Prompt » Copy out the listing that follows, exact in every word, and skip the images.

Exercise data »
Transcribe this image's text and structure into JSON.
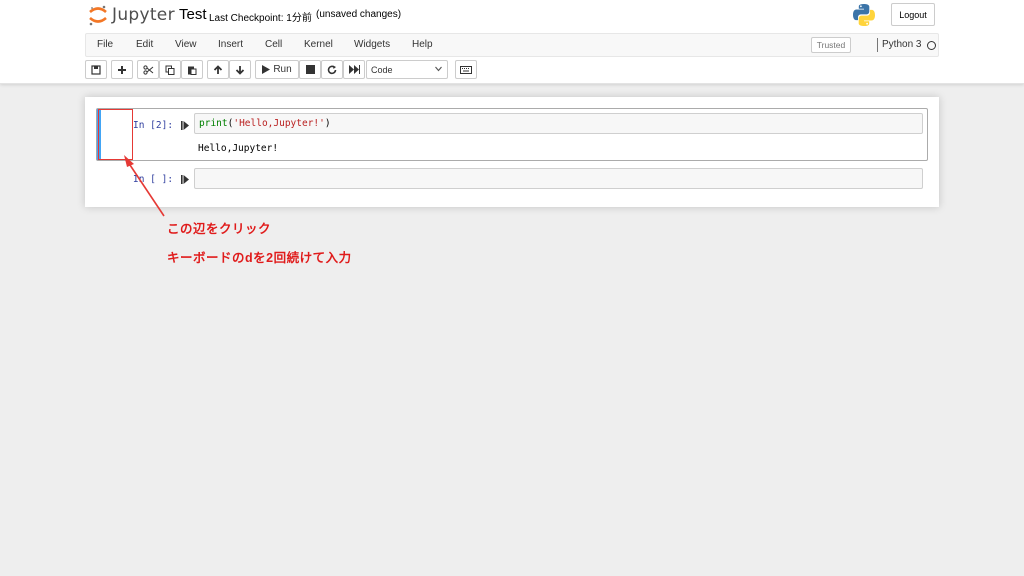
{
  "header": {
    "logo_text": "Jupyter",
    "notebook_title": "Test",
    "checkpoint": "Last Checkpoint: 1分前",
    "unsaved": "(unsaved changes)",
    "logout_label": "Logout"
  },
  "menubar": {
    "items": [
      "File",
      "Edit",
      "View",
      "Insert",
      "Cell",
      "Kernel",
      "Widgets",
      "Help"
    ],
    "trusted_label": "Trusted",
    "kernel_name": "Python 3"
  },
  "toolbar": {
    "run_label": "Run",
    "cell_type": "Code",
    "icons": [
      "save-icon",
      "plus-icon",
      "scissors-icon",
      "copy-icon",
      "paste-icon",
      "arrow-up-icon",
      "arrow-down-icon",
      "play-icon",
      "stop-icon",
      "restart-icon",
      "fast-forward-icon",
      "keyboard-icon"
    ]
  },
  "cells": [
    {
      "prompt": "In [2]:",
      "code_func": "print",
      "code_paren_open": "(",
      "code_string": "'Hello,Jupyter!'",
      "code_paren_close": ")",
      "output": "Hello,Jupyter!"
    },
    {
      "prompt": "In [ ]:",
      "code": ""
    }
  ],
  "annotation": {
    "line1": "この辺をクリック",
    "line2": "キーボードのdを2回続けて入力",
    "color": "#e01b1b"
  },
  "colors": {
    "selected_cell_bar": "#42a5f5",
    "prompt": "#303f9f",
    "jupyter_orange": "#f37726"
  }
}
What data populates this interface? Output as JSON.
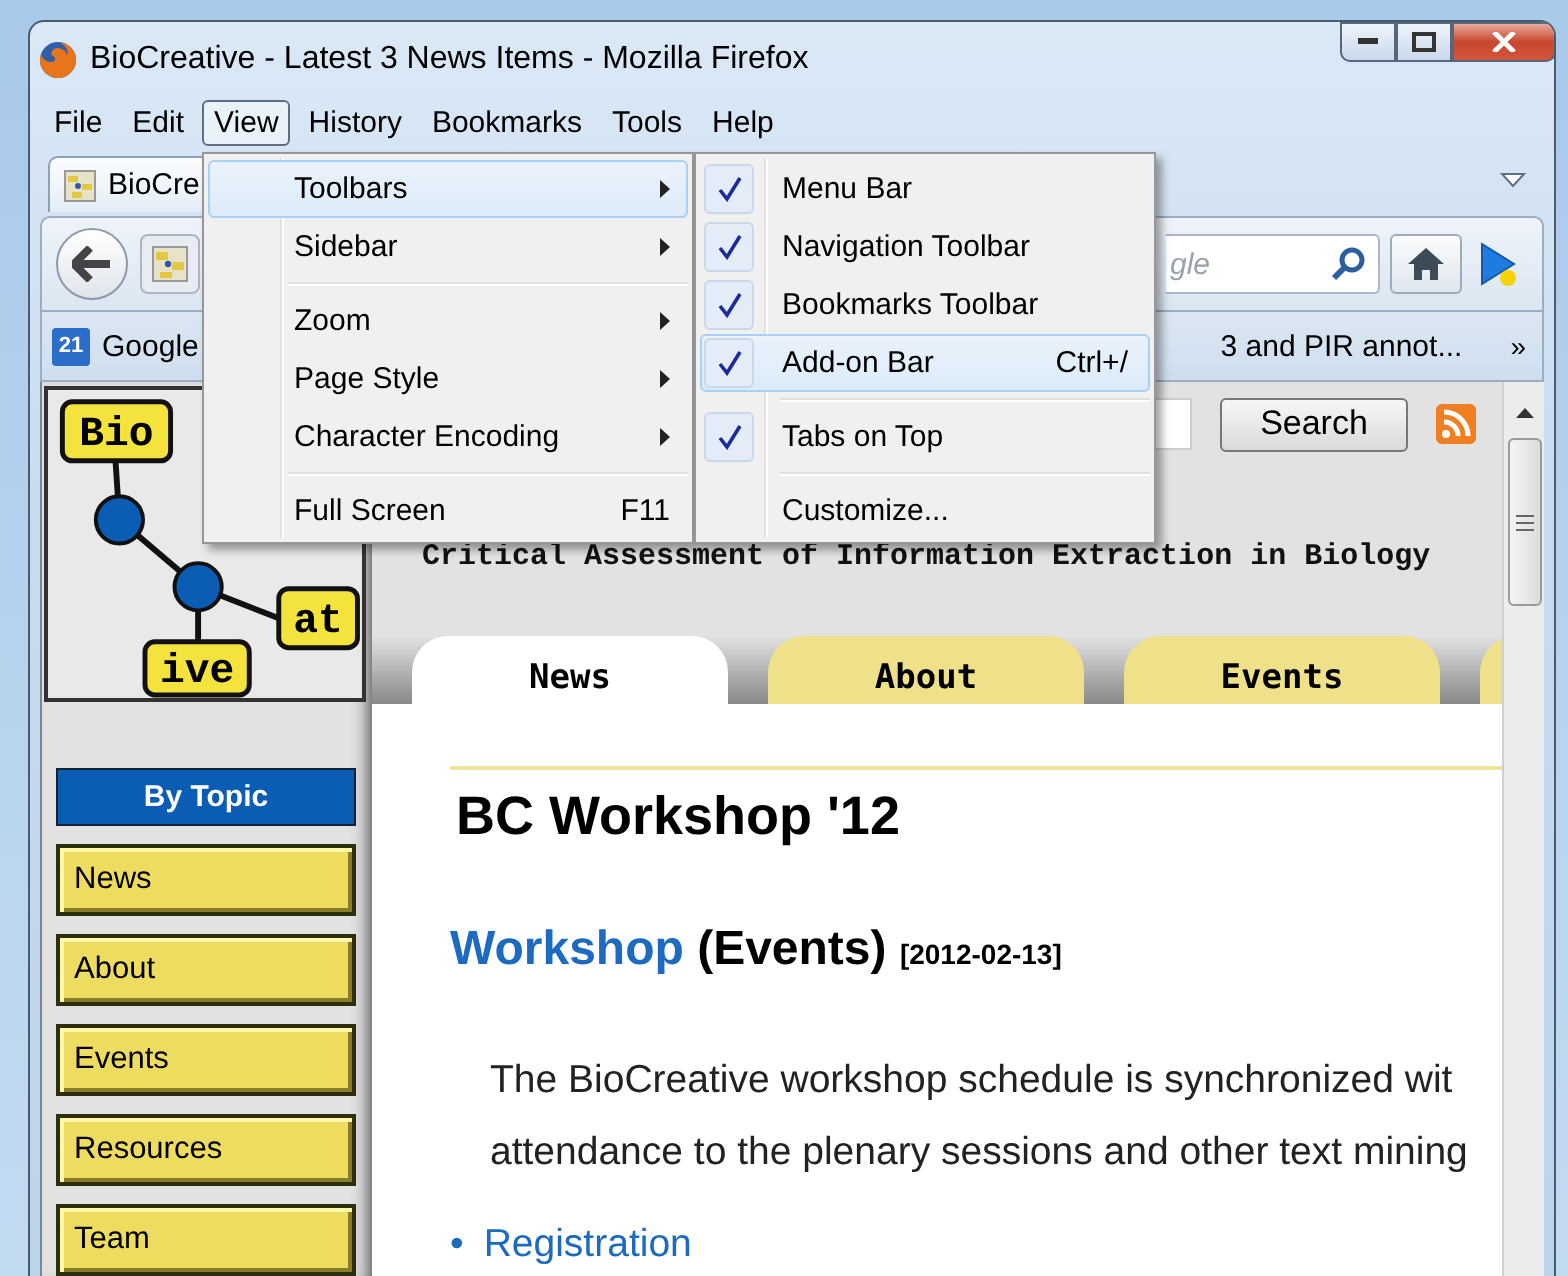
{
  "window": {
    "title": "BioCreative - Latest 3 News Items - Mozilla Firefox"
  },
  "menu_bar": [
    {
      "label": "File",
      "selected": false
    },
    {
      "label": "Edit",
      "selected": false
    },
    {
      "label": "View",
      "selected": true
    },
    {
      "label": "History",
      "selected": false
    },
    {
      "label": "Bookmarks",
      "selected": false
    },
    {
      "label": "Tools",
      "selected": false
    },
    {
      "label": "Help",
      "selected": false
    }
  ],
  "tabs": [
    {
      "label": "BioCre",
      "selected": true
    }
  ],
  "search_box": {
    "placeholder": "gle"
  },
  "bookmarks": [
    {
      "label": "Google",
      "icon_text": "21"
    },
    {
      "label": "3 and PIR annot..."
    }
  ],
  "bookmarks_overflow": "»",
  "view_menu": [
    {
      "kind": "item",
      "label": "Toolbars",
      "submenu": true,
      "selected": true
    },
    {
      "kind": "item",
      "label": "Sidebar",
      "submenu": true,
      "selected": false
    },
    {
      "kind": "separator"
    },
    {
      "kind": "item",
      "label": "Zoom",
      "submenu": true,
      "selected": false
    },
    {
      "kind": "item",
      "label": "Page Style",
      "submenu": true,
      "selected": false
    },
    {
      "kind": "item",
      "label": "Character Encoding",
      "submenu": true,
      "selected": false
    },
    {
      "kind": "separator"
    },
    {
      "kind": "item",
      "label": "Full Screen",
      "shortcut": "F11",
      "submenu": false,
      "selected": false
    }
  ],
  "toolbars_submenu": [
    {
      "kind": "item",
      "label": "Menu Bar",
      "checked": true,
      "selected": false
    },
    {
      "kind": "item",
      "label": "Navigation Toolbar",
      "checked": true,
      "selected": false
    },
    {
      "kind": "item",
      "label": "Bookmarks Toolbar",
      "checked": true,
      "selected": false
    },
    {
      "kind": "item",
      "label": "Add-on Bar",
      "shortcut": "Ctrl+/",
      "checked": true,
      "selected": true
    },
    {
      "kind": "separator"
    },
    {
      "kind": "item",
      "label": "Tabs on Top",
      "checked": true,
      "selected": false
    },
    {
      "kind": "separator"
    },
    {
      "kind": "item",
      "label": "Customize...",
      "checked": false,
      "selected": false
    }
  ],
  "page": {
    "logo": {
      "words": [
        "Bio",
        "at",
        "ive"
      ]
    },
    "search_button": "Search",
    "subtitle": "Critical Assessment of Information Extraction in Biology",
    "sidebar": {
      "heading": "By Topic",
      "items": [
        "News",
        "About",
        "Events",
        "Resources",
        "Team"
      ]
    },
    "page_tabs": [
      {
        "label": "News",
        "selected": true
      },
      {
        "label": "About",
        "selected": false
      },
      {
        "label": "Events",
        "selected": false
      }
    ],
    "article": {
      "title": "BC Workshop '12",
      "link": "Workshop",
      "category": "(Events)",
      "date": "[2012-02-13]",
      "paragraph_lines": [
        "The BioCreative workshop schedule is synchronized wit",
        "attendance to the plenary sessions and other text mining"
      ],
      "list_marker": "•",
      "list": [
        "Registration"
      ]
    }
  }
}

Answer to the problem »
Transcribe this image's text and structure into JSON.
{
  "header": {
    "logo_text": "Jupyter",
    "notebook_title": "Test",
    "checkpoint": "Last Checkpoint: 1分前",
    "unsaved": "(unsaved changes)",
    "logout_label": "Logout"
  },
  "menubar": {
    "items": [
      "File",
      "Edit",
      "View",
      "Insert",
      "Cell",
      "Kernel",
      "Widgets",
      "Help"
    ],
    "trusted_label": "Trusted",
    "kernel_name": "Python 3"
  },
  "toolbar": {
    "run_label": "Run",
    "cell_type": "Code",
    "icons": [
      "save-icon",
      "plus-icon",
      "scissors-icon",
      "copy-icon",
      "paste-icon",
      "arrow-up-icon",
      "arrow-down-icon",
      "play-icon",
      "stop-icon",
      "restart-icon",
      "fast-forward-icon",
      "keyboard-icon"
    ]
  },
  "cells": [
    {
      "prompt": "In [2]:",
      "code_func": "print",
      "code_paren_open": "(",
      "code_string": "'Hello,Jupyter!'",
      "code_paren_close": ")",
      "output": "Hello,Jupyter!"
    },
    {
      "prompt": "In [ ]:",
      "code": ""
    }
  ],
  "annotation": {
    "line1": "この辺をクリック",
    "line2": "キーボードのdを2回続けて入力",
    "color": "#e01b1b"
  },
  "colors": {
    "selected_cell_bar": "#42a5f5",
    "prompt": "#303f9f",
    "jupyter_orange": "#f37726"
  }
}
What data populates this interface? Output as JSON.
{
  "window": {
    "title": "BioCreative - Latest 3 News Items - Mozilla Firefox"
  },
  "menu_bar": [
    {
      "label": "File",
      "selected": false
    },
    {
      "label": "Edit",
      "selected": false
    },
    {
      "label": "View",
      "selected": true
    },
    {
      "label": "History",
      "selected": false
    },
    {
      "label": "Bookmarks",
      "selected": false
    },
    {
      "label": "Tools",
      "selected": false
    },
    {
      "label": "Help",
      "selected": false
    }
  ],
  "tabs": [
    {
      "label": "BioCre",
      "selected": true
    }
  ],
  "search_box": {
    "placeholder": "gle"
  },
  "bookmarks": [
    {
      "label": "Google",
      "icon_text": "21"
    },
    {
      "label": "3 and PIR annot..."
    }
  ],
  "bookmarks_overflow": "»",
  "view_menu": [
    {
      "kind": "item",
      "label": "Toolbars",
      "submenu": true,
      "selected": true
    },
    {
      "kind": "item",
      "label": "Sidebar",
      "submenu": true,
      "selected": false
    },
    {
      "kind": "separator"
    },
    {
      "kind": "item",
      "label": "Zoom",
      "submenu": true,
      "selected": false
    },
    {
      "kind": "item",
      "label": "Page Style",
      "submenu": true,
      "selected": false
    },
    {
      "kind": "item",
      "label": "Character Encoding",
      "submenu": true,
      "selected": false
    },
    {
      "kind": "separator"
    },
    {
      "kind": "item",
      "label": "Full Screen",
      "shortcut": "F11",
      "submenu": false,
      "selected": false
    }
  ],
  "toolbars_submenu": [
    {
      "kind": "item",
      "label": "Menu Bar",
      "checked": true,
      "selected": false
    },
    {
      "kind": "item",
      "label": "Navigation Toolbar",
      "checked": true,
      "selected": false
    },
    {
      "kind": "item",
      "label": "Bookmarks Toolbar",
      "checked": true,
      "selected": false
    },
    {
      "kind": "item",
      "label": "Add-on Bar",
      "shortcut": "Ctrl+/",
      "checked": true,
      "selected": true
    },
    {
      "kind": "separator"
    },
    {
      "kind": "item",
      "label": "Tabs on Top",
      "checked": true,
      "selected": false
    },
    {
      "kind": "separator"
    },
    {
      "kind": "item",
      "label": "Customize...",
      "checked": false,
      "selected": false
    }
  ],
  "page": {
    "logo": {
      "words": [
        "Bio",
        "at",
        "ive"
      ]
    },
    "search_button": "Search",
    "subtitle": "Critical Assessment of Information Extraction in Biology",
    "sidebar": {
      "heading": "By Topic",
      "items": [
        "News",
        "About",
        "Events",
        "Resources",
        "Team"
      ]
    },
    "page_tabs": [
      {
        "label": "News",
        "selected": true
      },
      {
        "label": "About",
        "selected": false
      },
      {
        "label": "Events",
        "selected": false
      }
    ],
    "article": {
      "title": "BC Workshop '12",
      "link": "Workshop",
      "category": "(Events)",
      "date": "[2012-02-13]",
      "paragraph_lines": [
        "The BioCreative workshop schedule is synchronized wit",
        "attendance to the plenary sessions and other text mining"
      ],
      "list_marker": "•",
      "list": [
        "Registration"
      ]
    }
  }
}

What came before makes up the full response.